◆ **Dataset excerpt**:

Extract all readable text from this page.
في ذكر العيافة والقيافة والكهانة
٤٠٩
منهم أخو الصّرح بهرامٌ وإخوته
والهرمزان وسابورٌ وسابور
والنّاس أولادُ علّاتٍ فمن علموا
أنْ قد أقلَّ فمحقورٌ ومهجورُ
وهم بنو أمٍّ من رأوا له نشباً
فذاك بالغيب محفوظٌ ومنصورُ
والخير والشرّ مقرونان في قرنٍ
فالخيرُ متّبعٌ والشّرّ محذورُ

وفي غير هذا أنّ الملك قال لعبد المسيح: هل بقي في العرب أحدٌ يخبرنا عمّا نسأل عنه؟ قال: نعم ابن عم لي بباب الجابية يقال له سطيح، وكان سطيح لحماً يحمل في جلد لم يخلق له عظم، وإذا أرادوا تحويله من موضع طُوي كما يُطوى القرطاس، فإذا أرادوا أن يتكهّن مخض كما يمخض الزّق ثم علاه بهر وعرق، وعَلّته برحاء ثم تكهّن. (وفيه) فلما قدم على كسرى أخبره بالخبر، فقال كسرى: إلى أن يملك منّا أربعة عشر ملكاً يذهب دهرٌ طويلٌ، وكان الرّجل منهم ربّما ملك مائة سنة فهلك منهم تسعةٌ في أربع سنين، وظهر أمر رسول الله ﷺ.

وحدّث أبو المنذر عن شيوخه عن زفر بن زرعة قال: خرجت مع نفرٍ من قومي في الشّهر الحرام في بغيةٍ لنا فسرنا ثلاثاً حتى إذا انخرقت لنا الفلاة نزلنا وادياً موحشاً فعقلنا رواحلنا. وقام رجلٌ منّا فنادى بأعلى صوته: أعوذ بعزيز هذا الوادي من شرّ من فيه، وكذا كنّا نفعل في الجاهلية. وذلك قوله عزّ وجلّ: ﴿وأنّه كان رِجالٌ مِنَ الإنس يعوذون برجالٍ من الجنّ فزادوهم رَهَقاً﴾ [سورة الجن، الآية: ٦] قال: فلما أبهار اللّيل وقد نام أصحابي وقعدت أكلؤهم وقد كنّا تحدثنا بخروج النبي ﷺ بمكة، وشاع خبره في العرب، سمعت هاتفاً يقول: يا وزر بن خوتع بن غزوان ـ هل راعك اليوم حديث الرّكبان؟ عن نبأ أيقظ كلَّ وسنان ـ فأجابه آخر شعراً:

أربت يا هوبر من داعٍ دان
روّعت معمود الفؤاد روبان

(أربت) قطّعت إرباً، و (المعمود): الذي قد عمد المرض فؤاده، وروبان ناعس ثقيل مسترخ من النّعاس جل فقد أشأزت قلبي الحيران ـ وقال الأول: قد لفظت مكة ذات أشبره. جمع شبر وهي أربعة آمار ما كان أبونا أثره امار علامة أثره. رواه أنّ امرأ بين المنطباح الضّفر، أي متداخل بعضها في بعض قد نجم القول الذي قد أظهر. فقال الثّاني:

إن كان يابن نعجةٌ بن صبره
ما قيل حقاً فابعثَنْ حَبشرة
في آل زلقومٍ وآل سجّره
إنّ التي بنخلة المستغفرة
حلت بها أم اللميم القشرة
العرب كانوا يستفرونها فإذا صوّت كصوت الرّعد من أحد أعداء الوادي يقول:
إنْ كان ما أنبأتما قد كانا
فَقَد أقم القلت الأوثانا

◆ **Task to carry out**:
Each record must be repeated exactly as it is.

◆ **Exercise solution**:
Extract all readable text from this page.
في ذكر العيافة والقيافة والكهانة
٤٠٩
منهم أخو الصّرح بهرامٌ وإخوته
والهرمزان وسابورٌ وسابور
والنّاس أولادُ علّاتٍ فمن علموا
أنْ قد أقلَّ فمحقورٌ ومهجورُ
وهم بنو أمٍّ من رأوا له نشباً
فذاك بالغيب محفوظٌ ومنصورُ
والخير والشرّ مقرونان في قرنٍ
فالخيرُ متّبعٌ والشّرّ محذورُ

وفي غير هذا أنّ الملك قال لعبد المسيح: هل بقي في العرب أحدٌ يخبرنا عمّا نسأل عنه؟ قال: نعم ابن عم لي بباب الجابية يقال له سطيح، وكان سطيح لحماً يحمل في جلد لم يخلق له عظم، وإذا أرادوا تحويله من موضع طُوي كما يُطوى القرطاس، فإذا أرادوا أن يتكهّن مخض كما يمخض الزّق ثم علاه بهر وعرق، وعَلّته برحاء ثم تكهّن. (وفيه) فلما قدم على كسرى أخبره بالخبر، فقال كسرى: إلى أن يملك منّا أربعة عشر ملكاً يذهب دهرٌ طويلٌ، وكان الرّجل منهم ربّما ملك مائة سنة فهلك منهم تسعةٌ في أربع سنين، وظهر أمر رسول الله ﷺ.

وحدّث أبو المنذر عن شيوخه عن زفر بن زرعة قال: خرجت مع نفرٍ من قومي في الشّهر الحرام في بغيةٍ لنا فسرنا ثلاثاً حتى إذا انخرقت لنا الفلاة نزلنا وادياً موحشاً فعقلنا رواحلنا. وقام رجلٌ منّا فنادى بأعلى صوته: أعوذ بعزيز هذا الوادي من شرّ من فيه، وكذا كنّا نفعل في الجاهلية. وذلك قوله عزّ وجلّ: ﴿وأنّه كان رِجالٌ مِنَ الإنس يعوذون برجالٍ من الجنّ فزادوهم رَهَقاً﴾ [سورة الجن، الآية: ٦] قال: فلما أبهار اللّيل وقد نام أصحابي وقعدت أكلؤهم وقد كنّا تحدثنا بخروج النبي ﷺ بمكة، وشاع خبره في العرب، سمعت هاتفاً يقول: يا وزر بن خوتع بن غزوان ـ هل راعك اليوم حديث الرّكبان؟ عن نبأ أيقظ كلَّ وسنان ـ فأجابه آخر شعراً:

أربت يا هوبر من داعٍ دان
روّعت معمود الفؤاد روبان

(أربت) قطّعت إرباً، و (المعمود): الذي قد عمد المرض فؤاده، وروبان ناعس ثقيل مسترخ من النّعاس جل فقد أشأزت قلبي الحيران ـ وقال الأول: قد لفظت مكة ذات أشبره. جمع شبر وهي أربعة آمار ما كان أبونا أثره امار علامة أثره. رواه أنّ امرأ بين المنطباح الضّفر، أي متداخل بعضها في بعض قد نجم القول الذي قد أظهر. فقال الثّاني:

إن كان يابن نعجةٌ بن صبره
ما قيل حقاً فابعثَنْ حَبشرة
في آل زلقومٍ وآل سجّره
إنّ التي بنخلة المستغفرة
حلت بها أم اللميم القشرة
العرب كانوا يستفرونها فإذا صوّت كصوت الرّعد من أحد أعداء الوادي يقول:
إنْ كان ما أنبأتما قد كانا
فَقَد أقم القلت الأوثانا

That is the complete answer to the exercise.